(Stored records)
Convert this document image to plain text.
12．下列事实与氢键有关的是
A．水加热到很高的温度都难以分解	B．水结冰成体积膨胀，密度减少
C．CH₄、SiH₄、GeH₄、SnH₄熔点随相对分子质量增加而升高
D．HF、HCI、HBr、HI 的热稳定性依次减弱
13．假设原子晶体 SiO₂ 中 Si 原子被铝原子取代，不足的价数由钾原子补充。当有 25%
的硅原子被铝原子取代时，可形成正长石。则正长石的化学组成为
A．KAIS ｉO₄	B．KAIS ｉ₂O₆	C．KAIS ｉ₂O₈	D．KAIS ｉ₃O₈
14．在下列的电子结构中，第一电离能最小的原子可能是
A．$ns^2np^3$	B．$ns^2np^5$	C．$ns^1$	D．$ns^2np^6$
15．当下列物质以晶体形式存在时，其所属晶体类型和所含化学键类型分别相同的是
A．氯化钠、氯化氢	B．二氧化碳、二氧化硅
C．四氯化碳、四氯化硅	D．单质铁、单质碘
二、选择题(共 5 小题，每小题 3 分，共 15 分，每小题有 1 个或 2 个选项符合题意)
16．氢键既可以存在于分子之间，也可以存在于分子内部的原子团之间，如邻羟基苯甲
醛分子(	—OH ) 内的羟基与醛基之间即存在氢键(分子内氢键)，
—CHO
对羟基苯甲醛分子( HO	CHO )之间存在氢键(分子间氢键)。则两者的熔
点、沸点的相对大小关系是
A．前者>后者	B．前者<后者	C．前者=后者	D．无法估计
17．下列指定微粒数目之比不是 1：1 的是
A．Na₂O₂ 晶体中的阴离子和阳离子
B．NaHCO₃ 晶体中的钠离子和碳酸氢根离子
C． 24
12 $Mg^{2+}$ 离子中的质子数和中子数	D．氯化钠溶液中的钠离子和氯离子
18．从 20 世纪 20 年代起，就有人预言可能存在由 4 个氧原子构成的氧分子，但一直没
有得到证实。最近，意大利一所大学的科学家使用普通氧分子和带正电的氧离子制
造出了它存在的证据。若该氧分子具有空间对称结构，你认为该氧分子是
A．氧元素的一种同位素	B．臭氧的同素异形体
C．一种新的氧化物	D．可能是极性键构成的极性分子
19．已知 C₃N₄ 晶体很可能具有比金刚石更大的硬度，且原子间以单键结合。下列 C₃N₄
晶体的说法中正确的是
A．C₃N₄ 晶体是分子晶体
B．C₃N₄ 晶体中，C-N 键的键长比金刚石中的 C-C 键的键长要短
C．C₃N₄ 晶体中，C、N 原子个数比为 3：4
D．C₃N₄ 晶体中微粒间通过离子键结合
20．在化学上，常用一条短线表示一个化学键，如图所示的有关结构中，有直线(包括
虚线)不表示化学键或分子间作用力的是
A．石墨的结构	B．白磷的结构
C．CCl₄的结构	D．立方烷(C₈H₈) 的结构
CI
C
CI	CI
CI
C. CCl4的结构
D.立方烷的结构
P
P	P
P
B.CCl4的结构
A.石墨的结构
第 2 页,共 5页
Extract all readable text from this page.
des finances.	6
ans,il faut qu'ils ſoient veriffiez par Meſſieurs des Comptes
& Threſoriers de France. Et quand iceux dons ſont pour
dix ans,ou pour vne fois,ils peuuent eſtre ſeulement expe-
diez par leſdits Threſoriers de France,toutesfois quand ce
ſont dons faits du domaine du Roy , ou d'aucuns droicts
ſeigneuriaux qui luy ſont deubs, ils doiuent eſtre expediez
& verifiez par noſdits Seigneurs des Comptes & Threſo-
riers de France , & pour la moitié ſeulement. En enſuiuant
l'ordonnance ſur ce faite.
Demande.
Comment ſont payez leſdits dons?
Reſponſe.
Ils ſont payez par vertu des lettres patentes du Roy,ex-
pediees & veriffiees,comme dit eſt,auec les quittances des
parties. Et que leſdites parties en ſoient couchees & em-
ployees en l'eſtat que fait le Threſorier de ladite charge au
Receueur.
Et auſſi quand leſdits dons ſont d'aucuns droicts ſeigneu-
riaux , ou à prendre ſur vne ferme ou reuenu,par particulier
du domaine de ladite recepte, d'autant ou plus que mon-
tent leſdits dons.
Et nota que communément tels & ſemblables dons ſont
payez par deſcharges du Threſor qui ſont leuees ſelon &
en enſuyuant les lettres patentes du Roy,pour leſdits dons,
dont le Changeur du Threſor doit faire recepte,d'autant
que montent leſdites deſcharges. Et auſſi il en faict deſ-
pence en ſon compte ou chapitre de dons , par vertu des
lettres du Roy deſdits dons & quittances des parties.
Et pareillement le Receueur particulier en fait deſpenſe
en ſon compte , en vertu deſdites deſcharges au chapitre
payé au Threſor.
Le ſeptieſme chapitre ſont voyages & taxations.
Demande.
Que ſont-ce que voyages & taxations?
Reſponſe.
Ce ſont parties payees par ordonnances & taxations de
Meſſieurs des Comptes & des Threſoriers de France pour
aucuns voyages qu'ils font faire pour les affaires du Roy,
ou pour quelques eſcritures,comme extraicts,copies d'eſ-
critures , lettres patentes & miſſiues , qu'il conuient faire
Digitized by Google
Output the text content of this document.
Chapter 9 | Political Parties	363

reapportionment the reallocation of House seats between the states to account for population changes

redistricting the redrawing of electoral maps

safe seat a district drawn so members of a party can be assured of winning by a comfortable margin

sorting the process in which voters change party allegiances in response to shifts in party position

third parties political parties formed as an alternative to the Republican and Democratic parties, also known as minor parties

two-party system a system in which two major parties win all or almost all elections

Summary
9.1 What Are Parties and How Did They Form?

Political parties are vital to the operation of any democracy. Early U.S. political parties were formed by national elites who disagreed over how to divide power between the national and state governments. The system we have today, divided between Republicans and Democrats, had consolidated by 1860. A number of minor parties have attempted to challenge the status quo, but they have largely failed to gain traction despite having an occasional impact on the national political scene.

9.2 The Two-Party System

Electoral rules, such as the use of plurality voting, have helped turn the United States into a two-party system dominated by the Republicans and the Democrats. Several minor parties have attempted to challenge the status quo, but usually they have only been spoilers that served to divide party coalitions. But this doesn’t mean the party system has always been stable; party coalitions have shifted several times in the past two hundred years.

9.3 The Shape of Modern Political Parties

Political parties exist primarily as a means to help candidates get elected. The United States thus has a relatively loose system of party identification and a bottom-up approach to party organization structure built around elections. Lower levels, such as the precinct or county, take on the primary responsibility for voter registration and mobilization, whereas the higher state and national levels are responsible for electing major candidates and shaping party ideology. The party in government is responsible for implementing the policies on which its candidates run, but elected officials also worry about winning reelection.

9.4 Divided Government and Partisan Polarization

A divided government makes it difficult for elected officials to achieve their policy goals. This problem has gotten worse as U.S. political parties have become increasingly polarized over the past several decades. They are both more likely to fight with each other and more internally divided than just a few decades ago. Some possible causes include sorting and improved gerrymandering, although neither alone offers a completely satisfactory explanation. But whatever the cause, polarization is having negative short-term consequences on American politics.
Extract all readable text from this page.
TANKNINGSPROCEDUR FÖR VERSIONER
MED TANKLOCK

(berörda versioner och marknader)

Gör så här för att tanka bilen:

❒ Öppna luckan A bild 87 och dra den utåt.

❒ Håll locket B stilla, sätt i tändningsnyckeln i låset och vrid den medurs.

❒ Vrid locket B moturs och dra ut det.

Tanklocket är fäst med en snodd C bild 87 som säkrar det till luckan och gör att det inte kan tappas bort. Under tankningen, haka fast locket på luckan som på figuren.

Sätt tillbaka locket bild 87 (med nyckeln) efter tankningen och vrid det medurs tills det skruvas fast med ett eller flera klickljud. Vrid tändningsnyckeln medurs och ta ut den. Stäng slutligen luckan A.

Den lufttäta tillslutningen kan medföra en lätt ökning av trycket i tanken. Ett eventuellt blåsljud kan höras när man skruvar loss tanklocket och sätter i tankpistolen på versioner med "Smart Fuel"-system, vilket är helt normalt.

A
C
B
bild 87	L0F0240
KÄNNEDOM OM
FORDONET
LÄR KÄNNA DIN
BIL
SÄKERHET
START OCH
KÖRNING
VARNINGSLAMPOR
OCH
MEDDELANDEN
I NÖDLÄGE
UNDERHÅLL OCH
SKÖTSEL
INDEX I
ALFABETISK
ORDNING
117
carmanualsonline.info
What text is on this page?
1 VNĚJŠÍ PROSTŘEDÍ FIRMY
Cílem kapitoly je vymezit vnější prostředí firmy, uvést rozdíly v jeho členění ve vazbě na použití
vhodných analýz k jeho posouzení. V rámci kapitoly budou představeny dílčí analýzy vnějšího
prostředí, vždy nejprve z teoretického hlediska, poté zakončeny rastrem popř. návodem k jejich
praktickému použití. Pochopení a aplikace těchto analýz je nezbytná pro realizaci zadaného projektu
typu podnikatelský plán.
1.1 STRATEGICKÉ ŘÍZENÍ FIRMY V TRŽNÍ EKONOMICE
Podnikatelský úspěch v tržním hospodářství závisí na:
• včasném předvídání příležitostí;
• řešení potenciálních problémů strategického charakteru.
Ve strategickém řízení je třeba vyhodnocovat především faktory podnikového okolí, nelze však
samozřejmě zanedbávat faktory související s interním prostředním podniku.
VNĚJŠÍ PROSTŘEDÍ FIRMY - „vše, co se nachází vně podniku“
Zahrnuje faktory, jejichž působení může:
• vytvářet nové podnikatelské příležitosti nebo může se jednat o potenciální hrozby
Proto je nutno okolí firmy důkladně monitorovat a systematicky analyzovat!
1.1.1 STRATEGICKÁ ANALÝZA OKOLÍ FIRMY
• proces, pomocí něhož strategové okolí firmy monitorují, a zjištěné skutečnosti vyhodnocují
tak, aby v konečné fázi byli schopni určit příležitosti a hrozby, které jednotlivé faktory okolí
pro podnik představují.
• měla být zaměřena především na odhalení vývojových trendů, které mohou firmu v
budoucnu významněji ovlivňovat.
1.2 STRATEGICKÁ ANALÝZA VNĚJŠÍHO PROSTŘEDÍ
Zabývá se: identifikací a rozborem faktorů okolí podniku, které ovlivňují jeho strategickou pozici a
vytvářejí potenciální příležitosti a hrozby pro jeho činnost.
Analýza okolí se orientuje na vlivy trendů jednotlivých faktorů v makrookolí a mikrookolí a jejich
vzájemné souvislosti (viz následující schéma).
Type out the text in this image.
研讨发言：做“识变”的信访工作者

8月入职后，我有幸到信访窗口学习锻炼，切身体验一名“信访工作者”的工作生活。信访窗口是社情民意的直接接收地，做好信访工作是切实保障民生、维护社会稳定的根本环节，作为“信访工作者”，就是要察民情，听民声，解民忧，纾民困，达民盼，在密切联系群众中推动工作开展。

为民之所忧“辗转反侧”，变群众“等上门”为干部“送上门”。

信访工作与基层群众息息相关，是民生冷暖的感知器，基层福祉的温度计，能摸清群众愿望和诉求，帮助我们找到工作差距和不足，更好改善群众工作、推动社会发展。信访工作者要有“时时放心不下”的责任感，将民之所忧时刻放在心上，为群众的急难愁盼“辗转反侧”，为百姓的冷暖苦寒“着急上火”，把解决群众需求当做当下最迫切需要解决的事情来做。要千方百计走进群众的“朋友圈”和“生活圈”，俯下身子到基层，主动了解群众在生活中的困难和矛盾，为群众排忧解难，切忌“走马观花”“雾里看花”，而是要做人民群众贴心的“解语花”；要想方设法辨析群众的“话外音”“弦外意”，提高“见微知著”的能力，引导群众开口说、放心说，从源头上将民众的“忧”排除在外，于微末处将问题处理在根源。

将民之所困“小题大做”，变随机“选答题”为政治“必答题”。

_What is required_
Looking at the material above, count the lines containing the string "leſdits" and reply with the count alone.

_Result for this exercise_
5